___ Input records

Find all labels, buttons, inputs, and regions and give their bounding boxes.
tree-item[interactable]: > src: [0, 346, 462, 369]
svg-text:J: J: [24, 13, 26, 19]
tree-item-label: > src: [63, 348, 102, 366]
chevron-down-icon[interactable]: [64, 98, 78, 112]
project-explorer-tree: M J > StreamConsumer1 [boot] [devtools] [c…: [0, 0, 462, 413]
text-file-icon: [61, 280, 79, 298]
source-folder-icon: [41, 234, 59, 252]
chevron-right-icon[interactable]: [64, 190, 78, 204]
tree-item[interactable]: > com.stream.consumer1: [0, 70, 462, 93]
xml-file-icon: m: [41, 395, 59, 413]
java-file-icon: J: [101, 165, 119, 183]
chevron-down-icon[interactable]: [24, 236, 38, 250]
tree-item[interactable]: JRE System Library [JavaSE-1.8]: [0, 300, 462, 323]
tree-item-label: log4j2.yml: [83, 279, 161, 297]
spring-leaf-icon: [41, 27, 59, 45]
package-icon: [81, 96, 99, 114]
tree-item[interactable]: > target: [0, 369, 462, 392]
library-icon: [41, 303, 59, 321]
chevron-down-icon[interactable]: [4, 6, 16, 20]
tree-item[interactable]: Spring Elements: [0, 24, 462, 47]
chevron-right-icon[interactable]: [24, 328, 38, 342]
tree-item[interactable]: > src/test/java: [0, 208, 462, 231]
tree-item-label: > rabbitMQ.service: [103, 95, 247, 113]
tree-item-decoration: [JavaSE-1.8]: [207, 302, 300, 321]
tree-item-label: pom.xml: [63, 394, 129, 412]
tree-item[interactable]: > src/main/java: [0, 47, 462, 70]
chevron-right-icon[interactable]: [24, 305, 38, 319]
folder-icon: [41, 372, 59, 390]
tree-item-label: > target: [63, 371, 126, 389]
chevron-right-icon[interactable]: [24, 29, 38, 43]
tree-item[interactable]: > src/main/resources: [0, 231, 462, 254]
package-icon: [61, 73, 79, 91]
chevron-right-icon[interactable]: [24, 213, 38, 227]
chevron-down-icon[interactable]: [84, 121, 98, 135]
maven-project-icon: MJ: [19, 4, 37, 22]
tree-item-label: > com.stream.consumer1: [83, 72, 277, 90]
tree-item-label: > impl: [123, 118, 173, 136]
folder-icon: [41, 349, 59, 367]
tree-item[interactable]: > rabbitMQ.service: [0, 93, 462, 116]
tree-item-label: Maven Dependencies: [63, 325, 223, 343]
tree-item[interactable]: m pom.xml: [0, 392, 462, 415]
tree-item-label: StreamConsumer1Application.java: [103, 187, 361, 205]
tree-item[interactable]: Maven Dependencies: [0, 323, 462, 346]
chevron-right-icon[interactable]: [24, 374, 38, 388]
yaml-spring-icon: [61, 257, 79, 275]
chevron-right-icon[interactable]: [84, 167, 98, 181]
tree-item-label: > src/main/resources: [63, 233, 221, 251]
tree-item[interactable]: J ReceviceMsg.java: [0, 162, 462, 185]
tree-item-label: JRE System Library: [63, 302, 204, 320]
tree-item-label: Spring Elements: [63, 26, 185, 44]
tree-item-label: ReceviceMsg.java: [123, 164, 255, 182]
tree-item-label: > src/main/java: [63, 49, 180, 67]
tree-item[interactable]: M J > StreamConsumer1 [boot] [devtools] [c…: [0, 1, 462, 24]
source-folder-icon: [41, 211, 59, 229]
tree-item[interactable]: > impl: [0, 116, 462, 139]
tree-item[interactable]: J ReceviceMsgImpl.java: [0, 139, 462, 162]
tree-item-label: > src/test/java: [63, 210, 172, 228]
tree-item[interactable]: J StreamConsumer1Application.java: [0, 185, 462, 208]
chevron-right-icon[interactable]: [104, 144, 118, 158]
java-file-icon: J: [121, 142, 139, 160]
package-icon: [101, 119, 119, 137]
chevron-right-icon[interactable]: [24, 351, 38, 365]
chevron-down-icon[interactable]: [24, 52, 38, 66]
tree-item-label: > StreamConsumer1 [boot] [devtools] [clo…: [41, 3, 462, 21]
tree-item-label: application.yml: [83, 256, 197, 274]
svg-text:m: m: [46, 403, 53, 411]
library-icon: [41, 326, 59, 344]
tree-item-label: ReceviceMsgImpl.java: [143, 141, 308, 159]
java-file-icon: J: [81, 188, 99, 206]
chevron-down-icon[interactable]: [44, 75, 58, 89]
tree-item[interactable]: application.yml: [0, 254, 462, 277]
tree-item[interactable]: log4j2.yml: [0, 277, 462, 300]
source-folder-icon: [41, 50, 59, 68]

______

### What the task requires
Rename "chevron-right-icon" to "expand-arrow-icon" in the rows from the first one through the row that contains "folder-icon: [41, 349, 59, 367]", and give those rows again with nothing else changed.

### Solved exercise
Find all labels, buttons, inputs, and regions and give their bounding boxes.
tree-item[interactable]: > src: [0, 346, 462, 369]
svg-text:J: J: [24, 13, 26, 19]
tree-item-label: > src: [63, 348, 102, 366]
chevron-down-icon[interactable]: [64, 98, 78, 112]
project-explorer-tree: M J > StreamConsumer1 [boot] [devtools] [c…: [0, 0, 462, 413]
text-file-icon: [61, 280, 79, 298]
source-folder-icon: [41, 234, 59, 252]
expand-arrow-icon[interactable]: [64, 190, 78, 204]
tree-item[interactable]: > com.stream.consumer1: [0, 70, 462, 93]
xml-file-icon: m: [41, 395, 59, 413]
java-file-icon: J: [101, 165, 119, 183]
chevron-down-icon[interactable]: [24, 236, 38, 250]
tree-item[interactable]: JRE System Library [JavaSE-1.8]: [0, 300, 462, 323]
tree-item-label: log4j2.yml: [83, 279, 161, 297]
spring-leaf-icon: [41, 27, 59, 45]
package-icon: [81, 96, 99, 114]
tree-item[interactable]: > target: [0, 369, 462, 392]
library-icon: [41, 303, 59, 321]
chevron-down-icon[interactable]: [4, 6, 16, 20]
tree-item[interactable]: Spring Elements: [0, 24, 462, 47]
expand-arrow-icon[interactable]: [24, 328, 38, 342]
tree-item[interactable]: > src/test/java: [0, 208, 462, 231]
tree-item-label: > rabbitMQ.service: [103, 95, 247, 113]
tree-item-decoration: [JavaSE-1.8]: [207, 302, 300, 321]
tree-item-label: pom.xml: [63, 394, 129, 412]
tree-item[interactable]: > src/main/java: [0, 47, 462, 70]
expand-arrow-icon[interactable]: [24, 305, 38, 319]
folder-icon: [41, 372, 59, 390]
tree-item-label: > target: [63, 371, 126, 389]
expand-arrow-icon[interactable]: [24, 29, 38, 43]
tree-item[interactable]: > src/main/resources: [0, 231, 462, 254]
package-icon: [61, 73, 79, 91]
expand-arrow-icon[interactable]: [24, 213, 38, 227]
chevron-down-icon[interactable]: [84, 121, 98, 135]
maven-project-icon: MJ: [19, 4, 37, 22]
tree-item-label: > com.stream.consumer1: [83, 72, 277, 90]
tree-item-label: > impl: [123, 118, 173, 136]
folder-icon: [41, 349, 59, 367]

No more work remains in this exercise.